**Problem details:** Sift the material for lines containing "Reclaimed", and return them.

**Data entries for graphics:**
_ _ _ _
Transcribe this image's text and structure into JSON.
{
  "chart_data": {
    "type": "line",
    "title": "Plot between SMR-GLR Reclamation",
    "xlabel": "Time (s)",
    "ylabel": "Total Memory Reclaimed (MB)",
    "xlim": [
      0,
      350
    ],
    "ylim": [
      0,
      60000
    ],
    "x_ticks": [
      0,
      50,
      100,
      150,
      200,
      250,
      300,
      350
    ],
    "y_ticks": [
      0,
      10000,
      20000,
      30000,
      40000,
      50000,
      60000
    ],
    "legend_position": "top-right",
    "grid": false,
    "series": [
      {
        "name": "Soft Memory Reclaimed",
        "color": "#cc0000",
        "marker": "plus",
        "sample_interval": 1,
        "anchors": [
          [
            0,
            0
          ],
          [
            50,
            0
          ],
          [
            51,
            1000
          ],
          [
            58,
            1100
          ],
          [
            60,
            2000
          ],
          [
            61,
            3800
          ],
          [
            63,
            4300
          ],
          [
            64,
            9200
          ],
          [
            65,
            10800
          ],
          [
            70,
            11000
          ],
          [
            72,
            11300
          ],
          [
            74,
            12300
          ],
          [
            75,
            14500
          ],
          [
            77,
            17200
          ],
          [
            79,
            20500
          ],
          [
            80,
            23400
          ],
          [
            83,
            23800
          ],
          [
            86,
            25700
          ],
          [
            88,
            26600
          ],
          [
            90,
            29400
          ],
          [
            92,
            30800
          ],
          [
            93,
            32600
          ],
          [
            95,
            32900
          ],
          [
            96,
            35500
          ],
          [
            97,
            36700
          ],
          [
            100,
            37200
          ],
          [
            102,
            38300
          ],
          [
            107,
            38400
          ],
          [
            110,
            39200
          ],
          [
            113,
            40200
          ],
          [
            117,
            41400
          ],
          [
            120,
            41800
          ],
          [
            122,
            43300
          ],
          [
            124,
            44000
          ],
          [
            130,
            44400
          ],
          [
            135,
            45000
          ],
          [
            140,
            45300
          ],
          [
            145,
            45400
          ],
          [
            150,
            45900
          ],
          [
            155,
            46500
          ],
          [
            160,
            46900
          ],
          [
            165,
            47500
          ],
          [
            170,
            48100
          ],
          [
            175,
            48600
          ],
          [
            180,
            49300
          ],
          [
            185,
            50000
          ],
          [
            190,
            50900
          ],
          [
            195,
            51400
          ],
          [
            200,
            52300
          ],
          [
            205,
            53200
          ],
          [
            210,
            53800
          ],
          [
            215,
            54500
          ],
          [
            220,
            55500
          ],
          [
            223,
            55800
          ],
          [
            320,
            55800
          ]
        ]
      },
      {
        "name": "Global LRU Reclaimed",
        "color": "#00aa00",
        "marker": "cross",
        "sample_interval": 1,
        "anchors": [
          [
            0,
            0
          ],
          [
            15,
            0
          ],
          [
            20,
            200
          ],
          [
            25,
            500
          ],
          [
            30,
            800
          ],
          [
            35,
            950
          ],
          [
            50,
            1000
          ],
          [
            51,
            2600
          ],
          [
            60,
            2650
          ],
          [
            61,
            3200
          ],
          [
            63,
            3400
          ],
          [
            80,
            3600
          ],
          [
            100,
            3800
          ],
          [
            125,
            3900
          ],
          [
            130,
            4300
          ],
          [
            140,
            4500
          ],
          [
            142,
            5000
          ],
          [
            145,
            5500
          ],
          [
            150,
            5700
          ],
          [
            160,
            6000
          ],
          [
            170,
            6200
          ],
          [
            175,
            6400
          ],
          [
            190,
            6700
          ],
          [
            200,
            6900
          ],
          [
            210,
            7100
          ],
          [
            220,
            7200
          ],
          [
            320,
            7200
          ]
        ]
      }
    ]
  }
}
_ _ _ _
**Written reply:**
    "ylabel": "Total Memory Reclaimed (MB)",
        "name": "Soft Memory Reclaimed",
        "name": "Global LRU Reclaimed",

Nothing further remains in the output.